#### Problem
Determine the number of lines containing the word "text", and state that figure alone.
** Start Records for the exercise **
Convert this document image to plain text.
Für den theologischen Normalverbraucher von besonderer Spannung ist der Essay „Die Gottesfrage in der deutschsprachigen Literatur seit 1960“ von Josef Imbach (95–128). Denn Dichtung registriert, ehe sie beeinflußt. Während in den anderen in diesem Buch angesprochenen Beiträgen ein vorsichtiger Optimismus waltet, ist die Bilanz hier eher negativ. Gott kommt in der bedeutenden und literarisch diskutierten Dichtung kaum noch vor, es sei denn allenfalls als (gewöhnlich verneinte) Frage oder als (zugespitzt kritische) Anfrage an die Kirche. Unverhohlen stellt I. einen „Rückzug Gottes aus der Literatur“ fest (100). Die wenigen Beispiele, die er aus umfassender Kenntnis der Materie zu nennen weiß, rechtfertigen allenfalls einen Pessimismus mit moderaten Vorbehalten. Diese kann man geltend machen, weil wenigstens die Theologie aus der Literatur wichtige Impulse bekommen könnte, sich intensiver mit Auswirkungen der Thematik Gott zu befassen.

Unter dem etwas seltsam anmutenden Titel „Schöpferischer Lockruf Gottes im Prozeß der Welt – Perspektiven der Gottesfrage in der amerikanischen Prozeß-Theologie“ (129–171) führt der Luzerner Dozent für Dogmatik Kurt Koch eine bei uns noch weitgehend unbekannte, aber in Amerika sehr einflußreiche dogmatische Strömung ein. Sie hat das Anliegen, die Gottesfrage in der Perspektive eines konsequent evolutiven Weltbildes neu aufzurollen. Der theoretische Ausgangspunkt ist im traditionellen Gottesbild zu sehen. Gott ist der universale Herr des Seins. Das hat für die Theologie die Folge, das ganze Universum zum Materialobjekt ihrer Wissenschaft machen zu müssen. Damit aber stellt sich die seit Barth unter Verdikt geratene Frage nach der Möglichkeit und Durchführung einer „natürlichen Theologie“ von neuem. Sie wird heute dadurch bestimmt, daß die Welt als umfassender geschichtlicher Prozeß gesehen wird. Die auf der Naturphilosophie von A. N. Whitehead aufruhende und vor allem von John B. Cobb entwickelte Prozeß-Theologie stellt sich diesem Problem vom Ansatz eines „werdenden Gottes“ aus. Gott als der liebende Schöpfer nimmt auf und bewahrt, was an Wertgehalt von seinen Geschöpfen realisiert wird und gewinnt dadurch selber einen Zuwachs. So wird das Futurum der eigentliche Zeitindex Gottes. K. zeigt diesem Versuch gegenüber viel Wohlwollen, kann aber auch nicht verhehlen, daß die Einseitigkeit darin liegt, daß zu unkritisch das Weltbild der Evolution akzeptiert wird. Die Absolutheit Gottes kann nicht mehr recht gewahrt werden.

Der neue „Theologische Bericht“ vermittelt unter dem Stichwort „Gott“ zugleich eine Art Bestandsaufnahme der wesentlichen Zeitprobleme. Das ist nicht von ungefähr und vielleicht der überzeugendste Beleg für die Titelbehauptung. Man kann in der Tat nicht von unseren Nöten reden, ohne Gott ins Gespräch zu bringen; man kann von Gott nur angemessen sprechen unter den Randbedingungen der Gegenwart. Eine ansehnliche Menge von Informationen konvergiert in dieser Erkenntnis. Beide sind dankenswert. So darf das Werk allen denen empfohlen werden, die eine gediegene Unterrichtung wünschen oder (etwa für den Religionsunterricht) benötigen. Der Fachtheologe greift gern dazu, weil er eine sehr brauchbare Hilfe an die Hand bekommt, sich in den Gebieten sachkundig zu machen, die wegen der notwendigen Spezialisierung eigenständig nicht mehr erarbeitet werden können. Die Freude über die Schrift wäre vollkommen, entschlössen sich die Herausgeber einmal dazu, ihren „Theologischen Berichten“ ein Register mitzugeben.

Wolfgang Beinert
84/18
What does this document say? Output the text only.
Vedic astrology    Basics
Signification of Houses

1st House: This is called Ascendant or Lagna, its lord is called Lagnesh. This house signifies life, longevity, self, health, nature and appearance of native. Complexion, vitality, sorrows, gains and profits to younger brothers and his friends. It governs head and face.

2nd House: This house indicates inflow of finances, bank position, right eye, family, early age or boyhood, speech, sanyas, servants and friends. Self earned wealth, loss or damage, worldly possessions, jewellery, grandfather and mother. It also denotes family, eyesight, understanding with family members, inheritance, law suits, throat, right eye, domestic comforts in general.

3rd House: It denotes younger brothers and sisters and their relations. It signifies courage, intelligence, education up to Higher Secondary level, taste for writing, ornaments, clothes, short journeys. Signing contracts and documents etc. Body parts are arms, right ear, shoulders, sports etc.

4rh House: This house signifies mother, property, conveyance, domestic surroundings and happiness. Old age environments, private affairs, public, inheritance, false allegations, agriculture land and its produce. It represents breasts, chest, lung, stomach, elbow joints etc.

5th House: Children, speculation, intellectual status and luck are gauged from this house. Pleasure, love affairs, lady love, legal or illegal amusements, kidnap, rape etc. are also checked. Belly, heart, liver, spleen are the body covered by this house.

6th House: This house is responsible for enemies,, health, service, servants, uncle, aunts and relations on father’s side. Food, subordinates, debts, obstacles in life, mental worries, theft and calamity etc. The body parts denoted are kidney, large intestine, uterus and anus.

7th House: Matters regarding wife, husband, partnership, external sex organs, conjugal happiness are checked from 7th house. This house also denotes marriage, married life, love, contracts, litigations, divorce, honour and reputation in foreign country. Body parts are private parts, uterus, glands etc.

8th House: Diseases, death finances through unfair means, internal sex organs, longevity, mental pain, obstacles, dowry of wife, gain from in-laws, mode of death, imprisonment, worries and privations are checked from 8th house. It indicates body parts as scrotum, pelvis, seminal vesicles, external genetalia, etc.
** End Records for the exercise **
#### Completed exercise
2